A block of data
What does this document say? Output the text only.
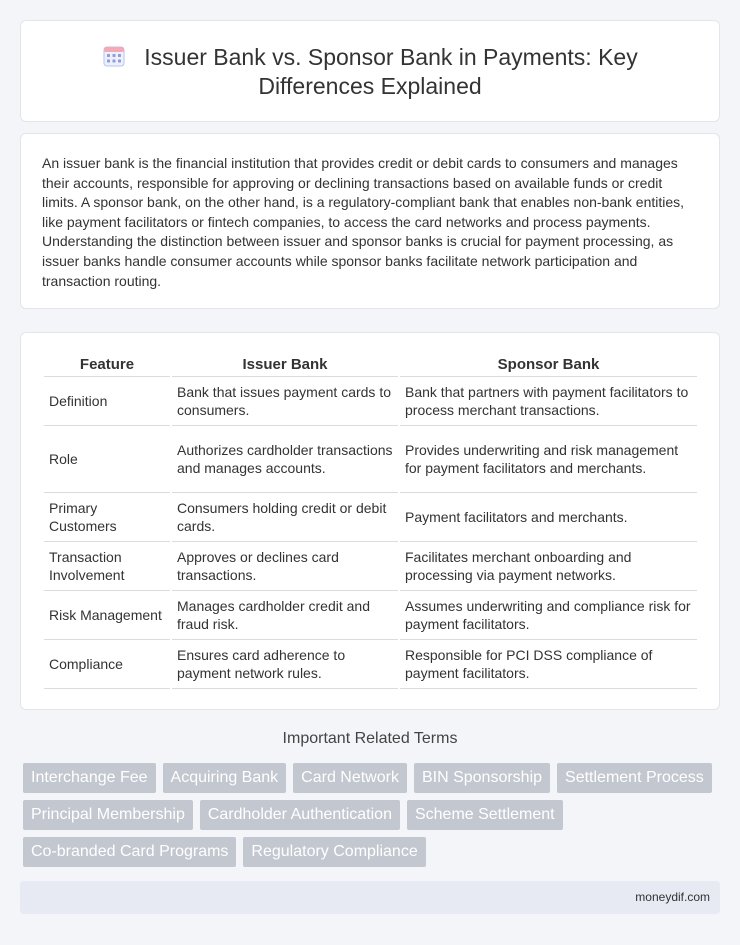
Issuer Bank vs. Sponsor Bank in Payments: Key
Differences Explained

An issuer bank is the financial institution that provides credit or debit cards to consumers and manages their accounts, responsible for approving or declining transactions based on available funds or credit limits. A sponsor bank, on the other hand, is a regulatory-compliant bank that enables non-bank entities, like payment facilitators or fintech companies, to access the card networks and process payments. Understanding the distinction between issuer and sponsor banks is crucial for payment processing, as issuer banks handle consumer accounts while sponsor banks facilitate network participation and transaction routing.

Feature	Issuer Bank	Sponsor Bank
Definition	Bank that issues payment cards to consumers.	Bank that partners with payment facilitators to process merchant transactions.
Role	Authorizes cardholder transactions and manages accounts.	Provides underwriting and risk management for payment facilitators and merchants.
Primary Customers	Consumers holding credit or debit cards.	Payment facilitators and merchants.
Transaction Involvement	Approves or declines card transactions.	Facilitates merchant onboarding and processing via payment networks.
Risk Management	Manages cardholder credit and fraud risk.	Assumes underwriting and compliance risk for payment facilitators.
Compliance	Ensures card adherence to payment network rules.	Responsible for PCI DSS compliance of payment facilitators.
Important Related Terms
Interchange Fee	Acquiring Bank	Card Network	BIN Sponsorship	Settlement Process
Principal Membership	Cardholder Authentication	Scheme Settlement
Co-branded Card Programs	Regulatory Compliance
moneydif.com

> [BRIEF]: Quote all the lines above exactly as given. Do not include the pictures.

> [EXERCISE RESULT]:
What does this document say? Output the text only.
Issuer Bank vs. Sponsor Bank in Payments: Key
Differences Explained

An issuer bank is the financial institution that provides credit or debit cards to consumers and manages their accounts, responsible for approving or declining transactions based on available funds or credit limits. A sponsor bank, on the other hand, is a regulatory-compliant bank that enables non-bank entities, like payment facilitators or fintech companies, to access the card networks and process payments. Understanding the distinction between issuer and sponsor banks is crucial for payment processing, as issuer banks handle consumer accounts while sponsor banks facilitate network participation and transaction routing.

Feature	Issuer Bank	Sponsor Bank
Definition	Bank that issues payment cards to consumers.	Bank that partners with payment facilitators to process merchant transactions.
Role	Authorizes cardholder transactions and manages accounts.	Provides underwriting and risk management for payment facilitators and merchants.
Primary Customers	Consumers holding credit or debit cards.	Payment facilitators and merchants.
Transaction Involvement	Approves or declines card transactions.	Facilitates merchant onboarding and processing via payment networks.
Risk Management	Manages cardholder credit and fraud risk.	Assumes underwriting and compliance risk for payment facilitators.
Compliance	Ensures card adherence to payment network rules.	Responsible for PCI DSS compliance of payment facilitators.
Important Related Terms
Interchange Fee	Acquiring Bank	Card Network	BIN Sponsorship	Settlement Process
Principal Membership	Cardholder Authentication	Scheme Settlement
Co-branded Card Programs	Regulatory Compliance
moneydif.com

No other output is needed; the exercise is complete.